Recorded data:
+ + +
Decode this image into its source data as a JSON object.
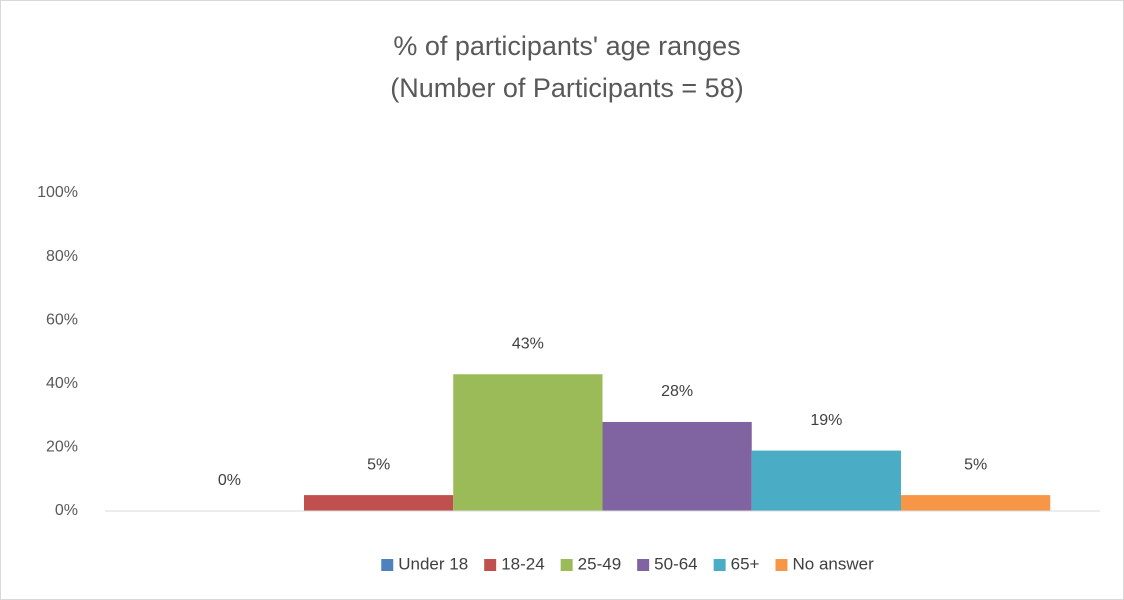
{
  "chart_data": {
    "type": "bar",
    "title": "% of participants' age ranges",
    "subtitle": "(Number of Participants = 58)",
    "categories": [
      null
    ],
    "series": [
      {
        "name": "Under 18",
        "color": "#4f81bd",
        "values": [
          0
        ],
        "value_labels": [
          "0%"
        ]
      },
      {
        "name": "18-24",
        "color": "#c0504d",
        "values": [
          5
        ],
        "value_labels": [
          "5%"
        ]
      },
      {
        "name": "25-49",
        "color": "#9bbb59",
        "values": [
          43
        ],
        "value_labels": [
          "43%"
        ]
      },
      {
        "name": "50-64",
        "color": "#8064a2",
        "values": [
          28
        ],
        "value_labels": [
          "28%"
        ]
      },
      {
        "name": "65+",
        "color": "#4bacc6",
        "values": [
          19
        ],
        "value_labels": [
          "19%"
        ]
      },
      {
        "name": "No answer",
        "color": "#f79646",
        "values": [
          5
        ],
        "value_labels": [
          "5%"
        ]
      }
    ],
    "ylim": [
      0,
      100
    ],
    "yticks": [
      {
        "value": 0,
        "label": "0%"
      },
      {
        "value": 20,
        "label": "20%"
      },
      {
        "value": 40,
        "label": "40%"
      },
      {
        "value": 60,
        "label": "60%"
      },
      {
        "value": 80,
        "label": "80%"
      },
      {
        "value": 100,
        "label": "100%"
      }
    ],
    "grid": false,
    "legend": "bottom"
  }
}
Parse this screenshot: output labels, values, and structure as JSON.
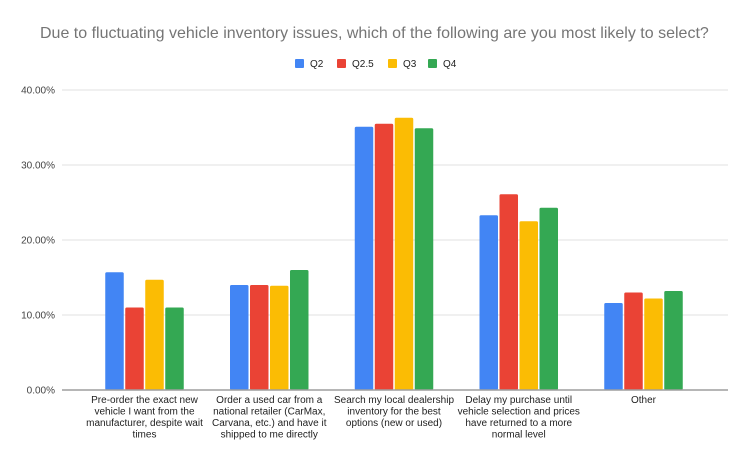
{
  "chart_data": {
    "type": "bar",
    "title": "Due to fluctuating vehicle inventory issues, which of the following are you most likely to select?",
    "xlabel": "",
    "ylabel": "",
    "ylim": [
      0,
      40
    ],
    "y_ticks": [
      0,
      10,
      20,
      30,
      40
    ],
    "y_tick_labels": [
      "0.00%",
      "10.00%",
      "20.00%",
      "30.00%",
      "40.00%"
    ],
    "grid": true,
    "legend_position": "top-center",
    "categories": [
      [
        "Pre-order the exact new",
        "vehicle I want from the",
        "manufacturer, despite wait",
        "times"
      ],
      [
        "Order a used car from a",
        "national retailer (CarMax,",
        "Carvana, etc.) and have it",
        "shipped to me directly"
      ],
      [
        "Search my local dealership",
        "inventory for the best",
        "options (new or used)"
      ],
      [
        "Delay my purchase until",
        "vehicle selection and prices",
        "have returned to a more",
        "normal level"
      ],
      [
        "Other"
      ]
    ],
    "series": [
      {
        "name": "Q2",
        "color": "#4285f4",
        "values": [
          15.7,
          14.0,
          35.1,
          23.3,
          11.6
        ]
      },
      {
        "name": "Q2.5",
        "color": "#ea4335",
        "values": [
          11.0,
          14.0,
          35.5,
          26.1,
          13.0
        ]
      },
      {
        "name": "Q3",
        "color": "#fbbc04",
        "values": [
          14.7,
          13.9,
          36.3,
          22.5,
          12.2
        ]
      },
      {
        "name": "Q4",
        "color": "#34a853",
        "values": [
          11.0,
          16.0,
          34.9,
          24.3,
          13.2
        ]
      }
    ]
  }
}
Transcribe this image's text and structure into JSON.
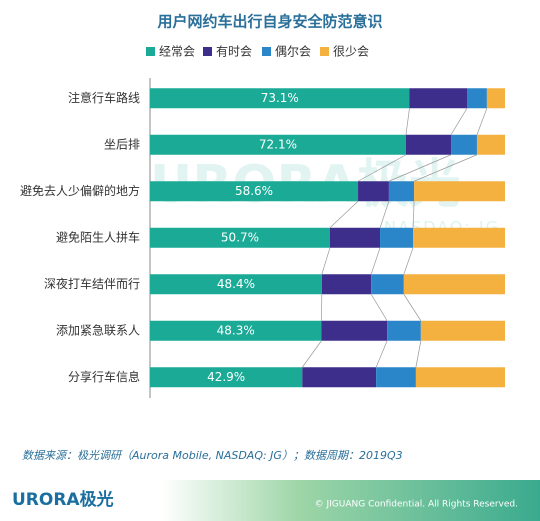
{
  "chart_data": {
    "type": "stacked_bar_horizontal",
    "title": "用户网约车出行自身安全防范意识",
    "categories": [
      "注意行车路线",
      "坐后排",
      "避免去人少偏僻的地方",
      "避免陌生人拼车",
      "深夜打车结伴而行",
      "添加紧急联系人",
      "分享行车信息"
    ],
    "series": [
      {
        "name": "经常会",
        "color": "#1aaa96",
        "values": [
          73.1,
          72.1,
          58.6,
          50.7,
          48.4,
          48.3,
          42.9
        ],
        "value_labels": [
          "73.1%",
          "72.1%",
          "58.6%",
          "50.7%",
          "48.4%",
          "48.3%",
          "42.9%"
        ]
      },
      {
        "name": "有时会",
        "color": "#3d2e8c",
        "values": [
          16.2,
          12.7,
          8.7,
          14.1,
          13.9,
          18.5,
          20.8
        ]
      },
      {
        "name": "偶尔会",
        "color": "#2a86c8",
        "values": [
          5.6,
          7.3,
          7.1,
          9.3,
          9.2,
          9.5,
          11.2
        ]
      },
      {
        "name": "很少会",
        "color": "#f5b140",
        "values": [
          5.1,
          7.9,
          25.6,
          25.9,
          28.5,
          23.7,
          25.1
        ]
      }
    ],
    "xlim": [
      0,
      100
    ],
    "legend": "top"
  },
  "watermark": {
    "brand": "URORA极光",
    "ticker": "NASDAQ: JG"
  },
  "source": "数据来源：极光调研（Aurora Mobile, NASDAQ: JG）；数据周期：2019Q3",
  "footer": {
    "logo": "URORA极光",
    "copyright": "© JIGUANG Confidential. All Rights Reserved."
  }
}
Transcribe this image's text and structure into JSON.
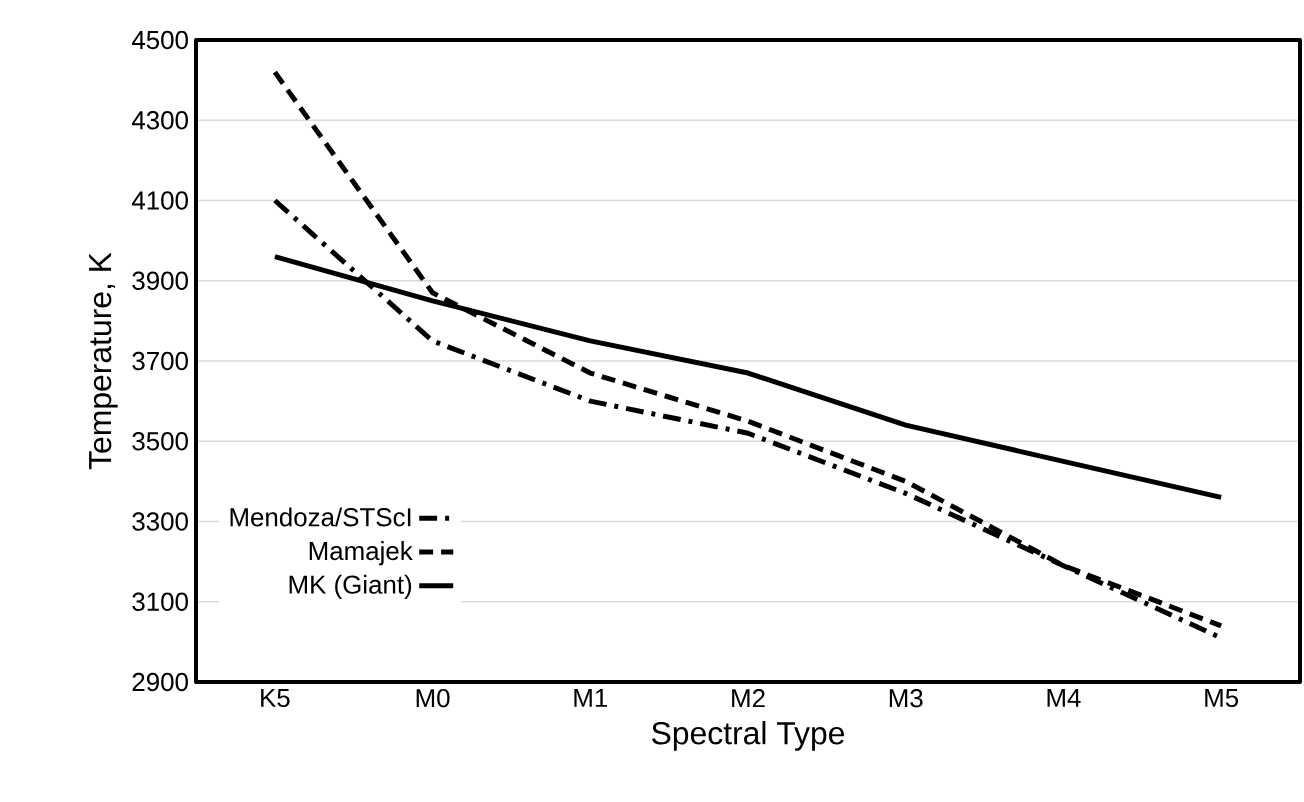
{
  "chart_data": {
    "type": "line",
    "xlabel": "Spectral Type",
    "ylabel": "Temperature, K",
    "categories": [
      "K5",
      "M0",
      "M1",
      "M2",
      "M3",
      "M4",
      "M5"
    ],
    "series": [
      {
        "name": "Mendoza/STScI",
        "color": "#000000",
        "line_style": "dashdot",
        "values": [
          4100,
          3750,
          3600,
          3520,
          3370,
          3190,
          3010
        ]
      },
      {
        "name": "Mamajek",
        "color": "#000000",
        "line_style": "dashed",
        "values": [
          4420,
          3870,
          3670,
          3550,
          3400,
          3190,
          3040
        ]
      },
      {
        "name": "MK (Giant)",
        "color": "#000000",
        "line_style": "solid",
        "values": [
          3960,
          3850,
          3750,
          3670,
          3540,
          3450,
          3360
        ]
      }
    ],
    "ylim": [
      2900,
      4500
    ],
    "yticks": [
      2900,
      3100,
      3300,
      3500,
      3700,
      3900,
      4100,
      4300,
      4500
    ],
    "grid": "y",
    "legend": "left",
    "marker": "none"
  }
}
+ + +
REQUEST: Exclude the pictures and transcribe all of the entries exactly.

WRITTEN SOLUTION:
Decode this image into its source data as a JSON object.
{
  "chart_data": {
    "type": "bar",
    "title": "% of participants' age ranges",
    "subtitle": "(Number of Participants = 58)",
    "categories": [
      null
    ],
    "series": [
      {
        "name": "Under 18",
        "color": "#4f81bd",
        "values": [
          0
        ],
        "value_labels": [
          "0%"
        ]
      },
      {
        "name": "18-24",
        "color": "#c0504d",
        "values": [
          5
        ],
        "value_labels": [
          "5%"
        ]
      },
      {
        "name": "25-49",
        "color": "#9bbb59",
        "values": [
          43
        ],
        "value_labels": [
          "43%"
        ]
      },
      {
        "name": "50-64",
        "color": "#8064a2",
        "values": [
          28
        ],
        "value_labels": [
          "28%"
        ]
      },
      {
        "name": "65+",
        "color": "#4bacc6",
        "values": [
          19
        ],
        "value_labels": [
          "19%"
        ]
      },
      {
        "name": "No answer",
        "color": "#f79646",
        "values": [
          5
        ],
        "value_labels": [
          "5%"
        ]
      }
    ],
    "ylim": [
      0,
      100
    ],
    "yticks": [
      {
        "value": 0,
        "label": "0%"
      },
      {
        "value": 20,
        "label": "20%"
      },
      {
        "value": 40,
        "label": "40%"
      },
      {
        "value": 60,
        "label": "60%"
      },
      {
        "value": 80,
        "label": "80%"
      },
      {
        "value": 100,
        "label": "100%"
      }
    ],
    "grid": false,
    "legend": "bottom"
  }
}
Parse this screenshot: output labels, values, and structure as JSON.
{
  "chart_data": {
    "type": "bar",
    "title": "Due to fluctuating vehicle inventory issues, which of the following are you most likely to select?",
    "xlabel": "",
    "ylabel": "",
    "ylim": [
      0,
      40
    ],
    "y_ticks": [
      0,
      10,
      20,
      30,
      40
    ],
    "y_tick_labels": [
      "0.00%",
      "10.00%",
      "20.00%",
      "30.00%",
      "40.00%"
    ],
    "grid": true,
    "legend_position": "top-center",
    "categories": [
      [
        "Pre-order the exact new",
        "vehicle I want from the",
        "manufacturer, despite wait",
        "times"
      ],
      [
        "Order a used car from a",
        "national retailer (CarMax,",
        "Carvana, etc.) and have it",
        "shipped to me directly"
      ],
      [
        "Search my local dealership",
        "inventory for the best",
        "options (new or used)"
      ],
      [
        "Delay my purchase until",
        "vehicle selection and prices",
        "have returned to a more",
        "normal level"
      ],
      [
        "Other"
      ]
    ],
    "series": [
      {
        "name": "Q2",
        "color": "#4285f4",
        "values": [
          15.7,
          14.0,
          35.1,
          23.3,
          11.6
        ]
      },
      {
        "name": "Q2.5",
        "color": "#ea4335",
        "values": [
          11.0,
          14.0,
          35.5,
          26.1,
          13.0
        ]
      },
      {
        "name": "Q3",
        "color": "#fbbc04",
        "values": [
          14.7,
          13.9,
          36.3,
          22.5,
          12.2
        ]
      },
      {
        "name": "Q4",
        "color": "#34a853",
        "values": [
          11.0,
          16.0,
          34.9,
          24.3,
          13.2
        ]
      }
    ]
  }
}
Transcribe this image's text and structure into JSON.
{
  "chart_data": {
    "type": "stacked_bar_horizontal",
    "title": "用户网约车出行自身安全防范意识",
    "categories": [
      "注意行车路线",
      "坐后排",
      "避免去人少偏僻的地方",
      "避免陌生人拼车",
      "深夜打车结伴而行",
      "添加紧急联系人",
      "分享行车信息"
    ],
    "series": [
      {
        "name": "经常会",
        "color": "#1aaa96",
        "values": [
          73.1,
          72.1,
          58.6,
          50.7,
          48.4,
          48.3,
          42.9
        ],
        "value_labels": [
          "73.1%",
          "72.1%",
          "58.6%",
          "50.7%",
          "48.4%",
          "48.3%",
          "42.9%"
        ]
      },
      {
        "name": "有时会",
        "color": "#3d2e8c",
        "values": [
          16.2,
          12.7,
          8.7,
          14.1,
          13.9,
          18.5,
          20.8
        ]
      },
      {
        "name": "偶尔会",
        "color": "#2a86c8",
        "values": [
          5.6,
          7.3,
          7.1,
          9.3,
          9.2,
          9.5,
          11.2
        ]
      },
      {
        "name": "很少会",
        "color": "#f5b140",
        "values": [
          5.1,
          7.9,
          25.6,
          25.9,
          28.5,
          23.7,
          25.1
        ]
      }
    ],
    "xlim": [
      0,
      100
    ],
    "legend": "top"
  },
  "watermark": {
    "brand": "URORA极光",
    "ticker": "NASDAQ: JG"
  },
  "source": "数据来源：极光调研（Aurora Mobile, NASDAQ: JG）；数据周期：2019Q3",
  "footer": {
    "logo": "URORA极光",
    "copyright": "© JIGUANG Confidential. All Rights Reserved."
  }
}
Transcribe this image's text and structure into JSON.
{
  "chart_data": {
    "type": "line",
    "xlabel": "Spectral Type",
    "ylabel": "Temperature, K",
    "categories": [
      "K5",
      "M0",
      "M1",
      "M2",
      "M3",
      "M4",
      "M5"
    ],
    "series": [
      {
        "name": "Mendoza/STScI",
        "color": "#000000",
        "line_style": "dashdot",
        "values": [
          4100,
          3750,
          3600,
          3520,
          3370,
          3190,
          3010
        ]
      },
      {
        "name": "Mamajek",
        "color": "#000000",
        "line_style": "dashed",
        "values": [
          4420,
          3870,
          3670,
          3550,
          3400,
          3190,
          3040
        ]
      },
      {
        "name": "MK (Giant)",
        "color": "#000000",
        "line_style": "solid",
        "values": [
          3960,
          3850,
          3750,
          3670,
          3540,
          3450,
          3360
        ]
      }
    ],
    "ylim": [
      2900,
      4500
    ],
    "yticks": [
      2900,
      3100,
      3300,
      3500,
      3700,
      3900,
      4100,
      4300,
      4500
    ],
    "grid": "y",
    "legend": "left",
    "marker": "none"
  }
}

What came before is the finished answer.